Also, this is written like PMI would not be the primary NMI source,
which seems somewhat unlikely.
> +
> + cpuc = this_cpu_ptr(&cpu_hw_events);
> +
> + /*
> + * Some chipsets need to unmask the LVTPC in a particular spot
> + * inside the nmi handler. As a result, the unmasking was
> + * pushed into all the nmi handlers.
> + *
> + * This generic handler doesn't seem to have any issues where
> + * the unmasking occurs so it was left at the top.
> + *
> + * N.B. Taken from x86_pmu_handle_irq()
> + */
Please write an AMD specific comment here. Note how 'recent' Intel chips
ended up pushing this to the end of the handler. Verify with your
hardware team where they want this and write as much of the rationale as
you're allowed to share in the comment.
> + apic_write(APIC_LVTPC, APIC_DM_NMI);
> +
> + for (idx = 0; idx < x86_pmu.num_counters; idx++) {
> + if (!test_bit(idx, cpuc->active_mask))
> + continue;
> +
> + event = cpuc->events[idx];
> + hwc = &event->hw;
> + val = x86_perf_event_update(event);
> + mask = BIT_ULL(idx);
> +
> + if (!(status & mask))
> + continue;
> +
> + /* Event overflow */
> + handled++;
> + perf_sample_data_init(&data, 0, hwc->last_period);
> +
> + if (!x86_perf_event_set_period(event))
> + continue;
> +
> + if (perf_event_overflow(event, &data, regs))
> + x86_pmu_stop(event, 0);
> +
> + status &= ~mask;
> + }
> +
> + /*
> + * It should never be the case that some overflows are not handled as
> + * the corresponding PMCs are expected to be inactive according to the
> + * active_mask
> + */
> + WARN_ON(status > 0);
> +
> + /* Clear overflow bits */
> + amd_pmu_ack_global_overflow(~status);
> +
> + inc_irq_stat(apic_perf_irqs);
> +
> + /* Resume counting */
> + amd_pmu_global_enable_all(0);
I think this is broken vs perf_pmu_{dis,en}able(), note how
intel_pmu_handle_irq() saves/restores the enable state.
> +
> + return handled;
> +}
> +
> +DEFINE_STATIC_CALL(amd_pmu_handle_irq, x86_pmu_handle_irq);
> +
> /*
> * Because of NMI latency, if multiple PMC counters are active or other sources
> * of NMIs are received, the perf NMI handler can handle one or more overflowed
> @@ -741,7 +856,7 @@ static int amd_pmu_handle_irq(struct pt_regs *regs)

+-------+

### [Goal a]
Can you output the passage of the patch review from "Also, this is" to "Taken from x86_pmu_handle_irq()", word for word?

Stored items

+-------+

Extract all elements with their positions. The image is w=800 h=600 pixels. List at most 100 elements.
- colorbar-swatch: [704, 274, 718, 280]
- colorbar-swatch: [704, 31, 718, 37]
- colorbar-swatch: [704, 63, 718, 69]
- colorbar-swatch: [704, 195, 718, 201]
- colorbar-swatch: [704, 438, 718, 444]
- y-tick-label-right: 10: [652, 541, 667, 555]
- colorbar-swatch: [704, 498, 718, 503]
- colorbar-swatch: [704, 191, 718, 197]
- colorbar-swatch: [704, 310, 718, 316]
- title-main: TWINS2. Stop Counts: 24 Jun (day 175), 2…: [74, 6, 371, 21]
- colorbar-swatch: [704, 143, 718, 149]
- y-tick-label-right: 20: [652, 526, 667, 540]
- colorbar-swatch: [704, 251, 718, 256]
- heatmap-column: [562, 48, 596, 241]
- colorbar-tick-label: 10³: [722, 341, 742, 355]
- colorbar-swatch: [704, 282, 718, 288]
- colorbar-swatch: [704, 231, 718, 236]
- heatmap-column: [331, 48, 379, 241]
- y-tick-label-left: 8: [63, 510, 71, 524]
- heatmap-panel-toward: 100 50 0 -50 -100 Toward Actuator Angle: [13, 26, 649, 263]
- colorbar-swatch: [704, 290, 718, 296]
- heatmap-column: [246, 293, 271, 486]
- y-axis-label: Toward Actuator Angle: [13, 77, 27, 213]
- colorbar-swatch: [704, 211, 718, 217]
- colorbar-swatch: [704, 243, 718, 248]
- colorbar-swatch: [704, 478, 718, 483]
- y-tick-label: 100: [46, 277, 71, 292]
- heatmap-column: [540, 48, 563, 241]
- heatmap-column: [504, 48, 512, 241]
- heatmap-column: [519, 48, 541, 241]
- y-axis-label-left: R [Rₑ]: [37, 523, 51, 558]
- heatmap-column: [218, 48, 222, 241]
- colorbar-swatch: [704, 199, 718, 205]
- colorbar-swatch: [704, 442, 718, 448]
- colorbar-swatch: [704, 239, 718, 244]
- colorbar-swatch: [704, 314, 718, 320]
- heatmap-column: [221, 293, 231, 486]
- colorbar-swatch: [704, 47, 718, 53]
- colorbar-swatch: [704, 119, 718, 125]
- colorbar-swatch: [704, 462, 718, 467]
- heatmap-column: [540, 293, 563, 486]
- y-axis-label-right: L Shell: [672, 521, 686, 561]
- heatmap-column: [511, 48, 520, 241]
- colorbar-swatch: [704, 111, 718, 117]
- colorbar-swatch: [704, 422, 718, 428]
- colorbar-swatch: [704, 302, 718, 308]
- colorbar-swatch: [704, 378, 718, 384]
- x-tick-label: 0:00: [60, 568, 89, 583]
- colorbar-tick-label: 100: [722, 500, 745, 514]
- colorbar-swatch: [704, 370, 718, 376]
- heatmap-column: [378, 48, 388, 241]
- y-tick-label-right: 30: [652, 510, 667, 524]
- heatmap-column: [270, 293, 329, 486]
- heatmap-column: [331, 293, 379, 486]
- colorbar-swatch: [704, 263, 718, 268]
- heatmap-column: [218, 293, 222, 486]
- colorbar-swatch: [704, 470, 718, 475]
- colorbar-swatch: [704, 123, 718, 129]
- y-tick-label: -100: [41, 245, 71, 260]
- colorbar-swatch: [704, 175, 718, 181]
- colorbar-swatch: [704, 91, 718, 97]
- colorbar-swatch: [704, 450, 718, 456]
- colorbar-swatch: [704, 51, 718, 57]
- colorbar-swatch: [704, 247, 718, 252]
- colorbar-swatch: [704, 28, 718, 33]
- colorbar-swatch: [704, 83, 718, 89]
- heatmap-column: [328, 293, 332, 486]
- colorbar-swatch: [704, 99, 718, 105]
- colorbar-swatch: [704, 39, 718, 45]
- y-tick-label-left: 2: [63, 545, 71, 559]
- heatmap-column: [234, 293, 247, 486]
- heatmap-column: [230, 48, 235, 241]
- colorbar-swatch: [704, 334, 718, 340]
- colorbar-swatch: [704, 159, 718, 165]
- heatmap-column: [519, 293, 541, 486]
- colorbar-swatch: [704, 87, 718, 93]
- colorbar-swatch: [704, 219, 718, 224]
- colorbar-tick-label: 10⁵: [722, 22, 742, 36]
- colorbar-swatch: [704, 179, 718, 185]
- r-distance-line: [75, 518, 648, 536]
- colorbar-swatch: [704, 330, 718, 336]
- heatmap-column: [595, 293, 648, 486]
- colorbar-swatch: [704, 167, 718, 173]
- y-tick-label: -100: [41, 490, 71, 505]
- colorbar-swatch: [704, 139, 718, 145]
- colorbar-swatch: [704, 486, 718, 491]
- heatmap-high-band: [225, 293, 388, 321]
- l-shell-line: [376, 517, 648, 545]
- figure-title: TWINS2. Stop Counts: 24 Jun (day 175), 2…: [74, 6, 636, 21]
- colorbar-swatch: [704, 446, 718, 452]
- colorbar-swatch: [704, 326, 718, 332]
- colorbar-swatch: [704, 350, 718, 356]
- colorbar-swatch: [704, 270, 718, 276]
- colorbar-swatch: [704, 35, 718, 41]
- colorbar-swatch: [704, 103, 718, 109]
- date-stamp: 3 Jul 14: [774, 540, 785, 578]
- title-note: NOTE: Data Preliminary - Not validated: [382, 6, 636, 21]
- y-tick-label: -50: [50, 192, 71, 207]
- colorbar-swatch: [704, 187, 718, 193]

+-------+

### [Goal b]
Would you return the rows verbatim, from the first row through the line with "- colorbar-swatch: [704, 195, 718, 201]", both included?

### [Exercise answer a]
Also, this is written like PMI would not be the primary NMI source,
which seems somewhat unlikely.
> +
> + cpuc = this_cpu_ptr(&cpu_hw_events);
> +
> + /*
> + * Some chipsets need to unmask the LVTPC in a particular spot
> + * inside the nmi handler. As a result, the unmasking was
> + * pushed into all the nmi handlers.
> + *
> + * This generic handler doesn't seem to have any issues where
> + * the unmasking occurs so it was left at the top.
> + *
> + * N.B. Taken from x86_pmu_handle_irq()

### [Exercise answer b]
Extract all elements with their positions. The image is w=800 h=600 pixels. List at most 100 elements.
- colorbar-swatch: [704, 274, 718, 280]
- colorbar-swatch: [704, 31, 718, 37]
- colorbar-swatch: [704, 63, 718, 69]
- colorbar-swatch: [704, 195, 718, 201]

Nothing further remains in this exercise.